Written task 1: In the Deutsche Bank article, condense the paragraph beginning "Cash equities, or the trading of regular stocks" into a shorter version that keeps its main facts.
Written task 2: Carry the article on Deutsche Bank's possible US cash equities cuts forward from its final paragraph.

Document extract:
##############################
You are here

Deutsche Bank considering cuts to US cash equities business

Move will lower costs and pull the German bank out of a market where it has lost competitiveness

BT_20180425_CFDEUTSCHE_3410148.jpg
Mr Cryan (left) and Mr Sewing at Deutsche Bank's annual news conference in February. Mr Sewing, who took over from Mr Cryan as CEO earlier this month, will have to look for new ways to generate income.

Frankfurt

DEUTSCHE Bank AG is considering extensive cuts to its cash equities business in the U.S. as part of a wider restructuring of its investment bank, according to people familiar with the matter.

Such a step would lower costs and pull the German bank out of a market where it has lost competitiveness, but it would also leave new chief executive officer Christian Sewing to look for new ways to generate income.

A decision could come as early as this week and may be communicated as part of a larger package of changes to the German lender's securities unit, said the people, asking not to be identified because the details are confidential. No final decision has been made and the supervisory board will discuss the issue on Wednesday ahead of the scheduled publication of the financial results for the first quarter the following day, according to the people.

sentifi.com

Market voices on:

A spokeswoman for Frankfurt-based Deutsche Bank declined to comment.

Cash equities, or the trading of regular stocks, has traditionally been a core business of investment banks, but regulation and technology have made it less profitable in recent years. A retreat from that business in the US, where Deutsche Bank has struggled to compete with the large Wall Street firms, would mark a strategic shift under Mr Sewing, who took over from John Cryan earlier this month.

"The retrenchment, if it happens, will be a double-edged sword," said Markus Riesselmann, an analyst with Independent Research, who has a sell recommendation on the stock. "It's probably too late for Deutsche Bank to regain its competitiveness in US cash equities and other areas of the investment bank. But the decision does raise the question whether Sewing will be able to achieve revenue growth."

Deutsche Bank ranked between seventh and ninth among investment banks in revenue from the cash equities business, according to data compiled by Coalition Development Ltd. Global revenue from that business across 12 of the largest firms dropped to a total of US$9.2 billion in 2017, the lowest since at least 2006, the data show.
##############################
Provided records:
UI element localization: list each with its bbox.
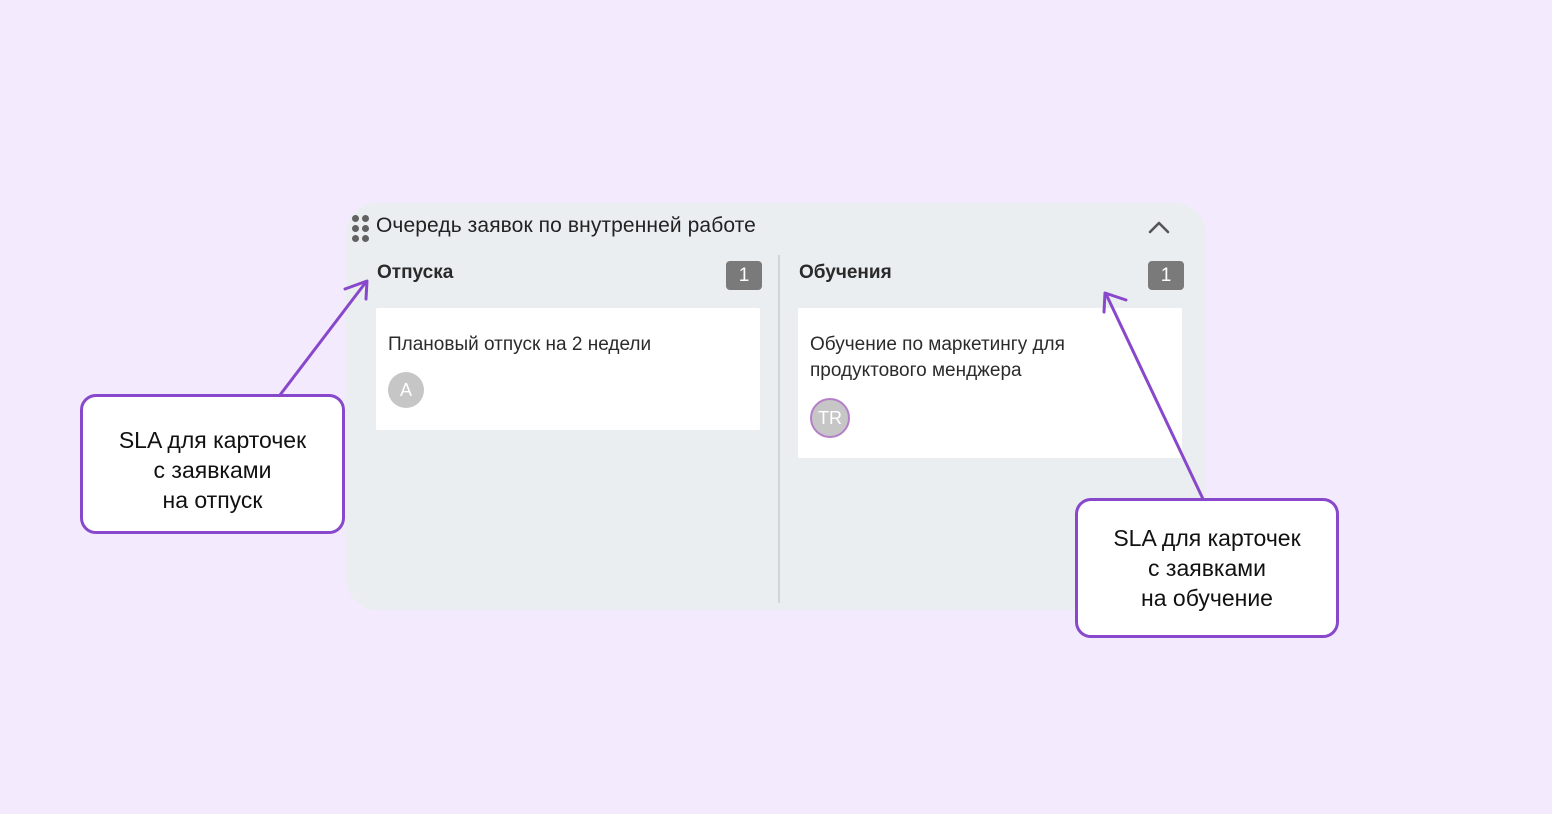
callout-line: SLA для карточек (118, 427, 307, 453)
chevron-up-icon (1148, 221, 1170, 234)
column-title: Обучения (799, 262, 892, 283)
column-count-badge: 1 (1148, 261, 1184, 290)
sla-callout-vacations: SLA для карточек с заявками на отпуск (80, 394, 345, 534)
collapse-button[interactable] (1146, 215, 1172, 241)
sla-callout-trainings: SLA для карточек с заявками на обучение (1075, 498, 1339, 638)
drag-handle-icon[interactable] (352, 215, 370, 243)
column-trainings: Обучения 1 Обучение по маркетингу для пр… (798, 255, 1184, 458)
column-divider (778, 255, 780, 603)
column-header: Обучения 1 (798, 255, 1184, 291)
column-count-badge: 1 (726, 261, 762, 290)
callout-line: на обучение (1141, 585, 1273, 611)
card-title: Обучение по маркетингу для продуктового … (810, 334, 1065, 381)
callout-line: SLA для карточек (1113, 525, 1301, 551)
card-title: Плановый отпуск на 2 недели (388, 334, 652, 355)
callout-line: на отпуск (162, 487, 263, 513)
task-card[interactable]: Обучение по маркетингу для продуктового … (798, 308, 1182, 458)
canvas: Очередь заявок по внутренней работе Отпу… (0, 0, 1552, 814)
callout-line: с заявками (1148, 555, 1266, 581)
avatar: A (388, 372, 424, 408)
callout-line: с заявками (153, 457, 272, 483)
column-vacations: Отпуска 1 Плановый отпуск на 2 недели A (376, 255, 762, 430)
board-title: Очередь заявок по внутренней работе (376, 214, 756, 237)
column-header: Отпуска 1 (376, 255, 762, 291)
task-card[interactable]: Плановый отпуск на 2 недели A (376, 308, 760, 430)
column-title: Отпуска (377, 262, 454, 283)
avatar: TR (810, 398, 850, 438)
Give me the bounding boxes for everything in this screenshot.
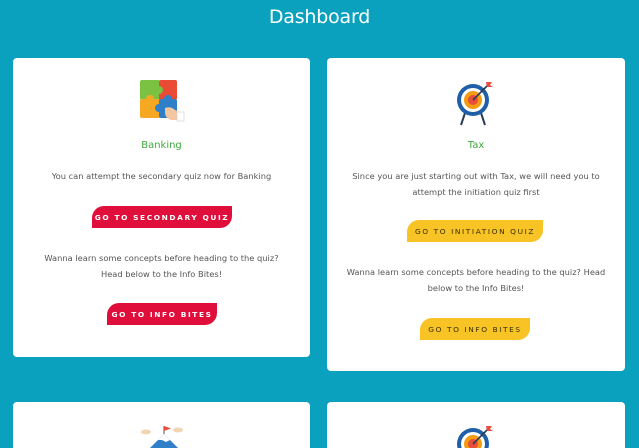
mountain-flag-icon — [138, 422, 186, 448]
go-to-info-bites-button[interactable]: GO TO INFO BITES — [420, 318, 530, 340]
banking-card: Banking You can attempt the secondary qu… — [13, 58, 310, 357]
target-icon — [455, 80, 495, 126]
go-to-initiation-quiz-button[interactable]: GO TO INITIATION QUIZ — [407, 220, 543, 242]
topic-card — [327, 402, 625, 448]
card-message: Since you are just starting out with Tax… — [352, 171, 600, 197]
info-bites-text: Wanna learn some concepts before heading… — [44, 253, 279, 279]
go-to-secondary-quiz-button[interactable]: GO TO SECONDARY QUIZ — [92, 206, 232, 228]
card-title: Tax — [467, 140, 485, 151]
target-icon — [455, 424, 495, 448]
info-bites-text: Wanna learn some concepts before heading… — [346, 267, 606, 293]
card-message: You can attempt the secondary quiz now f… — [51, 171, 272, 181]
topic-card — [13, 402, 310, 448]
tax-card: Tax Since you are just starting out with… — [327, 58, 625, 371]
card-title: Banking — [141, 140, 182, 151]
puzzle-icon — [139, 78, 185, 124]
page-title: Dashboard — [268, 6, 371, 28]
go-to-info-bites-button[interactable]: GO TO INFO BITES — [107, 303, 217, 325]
##############################
Written reply 1: Cash equities, the trading of regular stocks, has long been central to investment banking, but regulation and technology have cut its profitability in recent years. For Deutsche Bank, which has struggled to compete with the large Wall Street firms, leaving this business in the US would be a strategic shift under Mr Sewing, who succeeded John Cryan as CEO earlier this month.

Written reply 2:
In a first memo to staff, Mr Sewing had taken a tough line on the bank's stubbornly-high costs and said the bank will pull back from areas where it's "not sufficiently profitable". The bank said in its annual report that cash equities revenue was little changed from 2016 as volume remained "challenged" last year, without providing figures.

"They're pretty significant on the institutional side," said Larry Tabb, founder of market research firm Tabb Group LLC. Still, intense competition among brokers means the bank's clients will have plenty of other options, he said.

Mr Sewing and Garth Ritchie, the head of the investment bank who built his career in cash equities, are currently reviewing all operations of the division, particularly the US operations, according to people familiar with the matter. The review, internally dubbed "Project Colombo", examines each unit according to three or four criteria: how profitable it is, whether its products are critical for clients, how much regulatory capital it ties up, and how much investment it would need to be competitive in future.

Deutsche Bank's global equities unit has been particularly weak in recent years. Revenue has fallen for 10 straight quarters, and the bank recently hired a former Goldman Sachs executive, Peter Selman, to restore growth. The unit's US arm cost five dollars for every four dollars of revenue it brought in last year, according to a report from JPMorgan Chase & Co analysts led by Kian Abouhossein.

The cash equities business has suffered from a transition to automated trading and passive investing, both of which have cut the need for human input into day-to-day equities trading.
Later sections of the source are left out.